Of the lines in the listing, how many include the string "JSON"? Write the number and nothing else.
-- Begin --
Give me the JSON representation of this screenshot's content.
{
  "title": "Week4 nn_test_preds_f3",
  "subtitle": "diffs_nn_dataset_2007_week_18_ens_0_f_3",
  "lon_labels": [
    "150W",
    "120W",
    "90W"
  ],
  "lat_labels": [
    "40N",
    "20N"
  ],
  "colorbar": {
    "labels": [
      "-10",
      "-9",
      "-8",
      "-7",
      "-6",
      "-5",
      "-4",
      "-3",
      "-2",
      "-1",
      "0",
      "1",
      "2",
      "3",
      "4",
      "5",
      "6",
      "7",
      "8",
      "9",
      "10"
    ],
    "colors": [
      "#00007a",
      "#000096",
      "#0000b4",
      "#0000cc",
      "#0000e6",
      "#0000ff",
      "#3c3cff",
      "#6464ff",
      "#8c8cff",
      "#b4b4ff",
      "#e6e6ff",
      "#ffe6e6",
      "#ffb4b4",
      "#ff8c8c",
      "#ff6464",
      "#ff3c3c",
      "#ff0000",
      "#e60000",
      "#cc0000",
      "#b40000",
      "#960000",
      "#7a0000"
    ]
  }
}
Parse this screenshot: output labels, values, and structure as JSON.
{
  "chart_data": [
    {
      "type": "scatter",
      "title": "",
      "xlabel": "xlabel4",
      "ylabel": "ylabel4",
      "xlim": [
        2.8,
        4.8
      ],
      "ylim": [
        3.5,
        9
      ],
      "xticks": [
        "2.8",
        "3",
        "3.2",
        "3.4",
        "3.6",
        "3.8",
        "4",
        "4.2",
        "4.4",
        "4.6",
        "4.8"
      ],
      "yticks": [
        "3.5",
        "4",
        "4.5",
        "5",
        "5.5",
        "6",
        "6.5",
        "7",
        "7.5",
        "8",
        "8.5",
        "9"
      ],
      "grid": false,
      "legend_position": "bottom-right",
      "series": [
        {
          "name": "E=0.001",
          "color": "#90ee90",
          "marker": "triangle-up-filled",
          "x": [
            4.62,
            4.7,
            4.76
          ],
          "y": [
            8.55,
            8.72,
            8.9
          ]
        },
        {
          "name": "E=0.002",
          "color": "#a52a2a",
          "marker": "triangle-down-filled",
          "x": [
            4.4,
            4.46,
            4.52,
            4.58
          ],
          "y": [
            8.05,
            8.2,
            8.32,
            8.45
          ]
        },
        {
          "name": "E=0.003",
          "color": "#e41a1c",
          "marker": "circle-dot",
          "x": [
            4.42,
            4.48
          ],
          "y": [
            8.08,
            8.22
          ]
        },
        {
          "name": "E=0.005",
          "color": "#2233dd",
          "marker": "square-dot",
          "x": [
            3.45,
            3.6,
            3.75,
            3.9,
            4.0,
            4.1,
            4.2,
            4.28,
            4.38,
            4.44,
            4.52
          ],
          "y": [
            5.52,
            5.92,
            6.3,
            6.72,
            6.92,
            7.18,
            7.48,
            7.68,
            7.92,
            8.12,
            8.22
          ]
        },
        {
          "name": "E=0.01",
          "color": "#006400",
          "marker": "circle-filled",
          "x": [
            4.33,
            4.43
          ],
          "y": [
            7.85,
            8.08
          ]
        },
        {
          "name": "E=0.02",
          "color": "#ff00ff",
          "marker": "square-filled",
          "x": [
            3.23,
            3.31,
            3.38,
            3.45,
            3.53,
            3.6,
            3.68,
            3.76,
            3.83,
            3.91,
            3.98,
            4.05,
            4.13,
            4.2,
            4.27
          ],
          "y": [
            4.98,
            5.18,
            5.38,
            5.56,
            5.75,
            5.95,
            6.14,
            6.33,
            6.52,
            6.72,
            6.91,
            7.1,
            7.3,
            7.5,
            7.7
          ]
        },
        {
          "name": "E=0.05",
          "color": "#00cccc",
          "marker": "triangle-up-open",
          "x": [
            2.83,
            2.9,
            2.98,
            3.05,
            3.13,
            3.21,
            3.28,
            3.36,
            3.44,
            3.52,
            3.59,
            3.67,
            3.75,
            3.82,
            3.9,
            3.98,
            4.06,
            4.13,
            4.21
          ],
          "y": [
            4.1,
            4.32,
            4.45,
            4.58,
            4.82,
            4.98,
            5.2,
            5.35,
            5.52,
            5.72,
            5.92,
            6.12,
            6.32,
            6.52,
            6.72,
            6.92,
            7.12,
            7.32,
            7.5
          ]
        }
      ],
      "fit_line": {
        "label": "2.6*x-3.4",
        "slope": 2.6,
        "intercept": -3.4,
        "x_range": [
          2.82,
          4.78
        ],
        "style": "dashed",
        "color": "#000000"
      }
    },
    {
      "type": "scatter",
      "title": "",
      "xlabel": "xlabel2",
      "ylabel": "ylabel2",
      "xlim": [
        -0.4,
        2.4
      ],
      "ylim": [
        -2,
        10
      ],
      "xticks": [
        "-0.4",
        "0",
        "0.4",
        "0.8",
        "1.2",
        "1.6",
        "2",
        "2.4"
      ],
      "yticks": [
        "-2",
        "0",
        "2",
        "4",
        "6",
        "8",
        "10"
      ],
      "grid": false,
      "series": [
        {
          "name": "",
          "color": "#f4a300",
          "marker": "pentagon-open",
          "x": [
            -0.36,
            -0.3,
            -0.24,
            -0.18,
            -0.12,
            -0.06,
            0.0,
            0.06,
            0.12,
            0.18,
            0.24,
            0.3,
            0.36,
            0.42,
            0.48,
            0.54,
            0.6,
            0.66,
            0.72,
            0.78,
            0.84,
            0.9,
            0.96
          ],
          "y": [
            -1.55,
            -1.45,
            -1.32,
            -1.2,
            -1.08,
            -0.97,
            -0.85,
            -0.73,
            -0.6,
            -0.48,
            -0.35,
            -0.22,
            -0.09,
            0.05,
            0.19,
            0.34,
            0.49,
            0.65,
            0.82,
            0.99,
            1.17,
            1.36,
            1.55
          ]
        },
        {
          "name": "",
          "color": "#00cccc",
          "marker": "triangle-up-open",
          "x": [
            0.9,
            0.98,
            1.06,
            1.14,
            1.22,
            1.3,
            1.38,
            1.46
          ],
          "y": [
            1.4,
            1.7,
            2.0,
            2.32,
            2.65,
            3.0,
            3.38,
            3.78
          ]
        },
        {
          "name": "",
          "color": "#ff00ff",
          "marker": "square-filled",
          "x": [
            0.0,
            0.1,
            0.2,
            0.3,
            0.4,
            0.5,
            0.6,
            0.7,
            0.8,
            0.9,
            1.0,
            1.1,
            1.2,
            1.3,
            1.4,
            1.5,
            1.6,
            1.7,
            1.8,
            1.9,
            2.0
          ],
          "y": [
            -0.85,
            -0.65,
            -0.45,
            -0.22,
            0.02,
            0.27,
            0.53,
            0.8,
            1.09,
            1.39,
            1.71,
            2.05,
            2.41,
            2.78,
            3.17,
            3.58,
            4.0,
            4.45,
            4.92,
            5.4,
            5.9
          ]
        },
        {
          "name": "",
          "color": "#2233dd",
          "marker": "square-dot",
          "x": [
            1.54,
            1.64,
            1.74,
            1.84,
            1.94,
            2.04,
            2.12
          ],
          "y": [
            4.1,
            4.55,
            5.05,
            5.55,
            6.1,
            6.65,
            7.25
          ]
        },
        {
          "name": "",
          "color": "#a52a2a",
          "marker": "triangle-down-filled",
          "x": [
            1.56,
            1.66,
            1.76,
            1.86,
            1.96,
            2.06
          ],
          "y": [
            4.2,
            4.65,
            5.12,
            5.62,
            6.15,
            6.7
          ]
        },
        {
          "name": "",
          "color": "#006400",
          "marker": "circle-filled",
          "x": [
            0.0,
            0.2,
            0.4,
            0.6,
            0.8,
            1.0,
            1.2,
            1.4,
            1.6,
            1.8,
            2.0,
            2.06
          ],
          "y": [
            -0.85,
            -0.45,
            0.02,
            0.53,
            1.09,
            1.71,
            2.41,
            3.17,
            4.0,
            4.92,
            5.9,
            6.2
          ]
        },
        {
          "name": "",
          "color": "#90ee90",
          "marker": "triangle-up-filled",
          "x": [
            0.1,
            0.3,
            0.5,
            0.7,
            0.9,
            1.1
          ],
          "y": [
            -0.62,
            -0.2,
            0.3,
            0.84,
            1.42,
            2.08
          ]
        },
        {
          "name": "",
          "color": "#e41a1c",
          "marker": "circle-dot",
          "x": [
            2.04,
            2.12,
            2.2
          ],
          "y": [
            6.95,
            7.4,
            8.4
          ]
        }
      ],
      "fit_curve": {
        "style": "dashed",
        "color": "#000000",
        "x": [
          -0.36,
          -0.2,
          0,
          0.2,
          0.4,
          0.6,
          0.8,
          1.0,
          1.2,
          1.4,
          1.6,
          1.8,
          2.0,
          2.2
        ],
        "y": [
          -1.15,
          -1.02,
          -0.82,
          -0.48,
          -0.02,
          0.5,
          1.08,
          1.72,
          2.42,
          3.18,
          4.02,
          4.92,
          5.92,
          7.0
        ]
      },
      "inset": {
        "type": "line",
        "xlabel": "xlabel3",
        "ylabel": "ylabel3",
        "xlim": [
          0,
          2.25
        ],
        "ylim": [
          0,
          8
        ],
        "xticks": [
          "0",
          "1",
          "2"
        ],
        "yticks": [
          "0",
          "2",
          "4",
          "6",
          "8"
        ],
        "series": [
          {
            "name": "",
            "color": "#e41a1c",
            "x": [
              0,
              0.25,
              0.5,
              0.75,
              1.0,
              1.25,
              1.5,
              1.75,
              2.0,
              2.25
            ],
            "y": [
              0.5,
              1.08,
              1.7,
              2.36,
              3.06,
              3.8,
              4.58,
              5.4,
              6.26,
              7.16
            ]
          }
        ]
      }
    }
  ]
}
-- End --
== EXERCISE ANSWER ==
2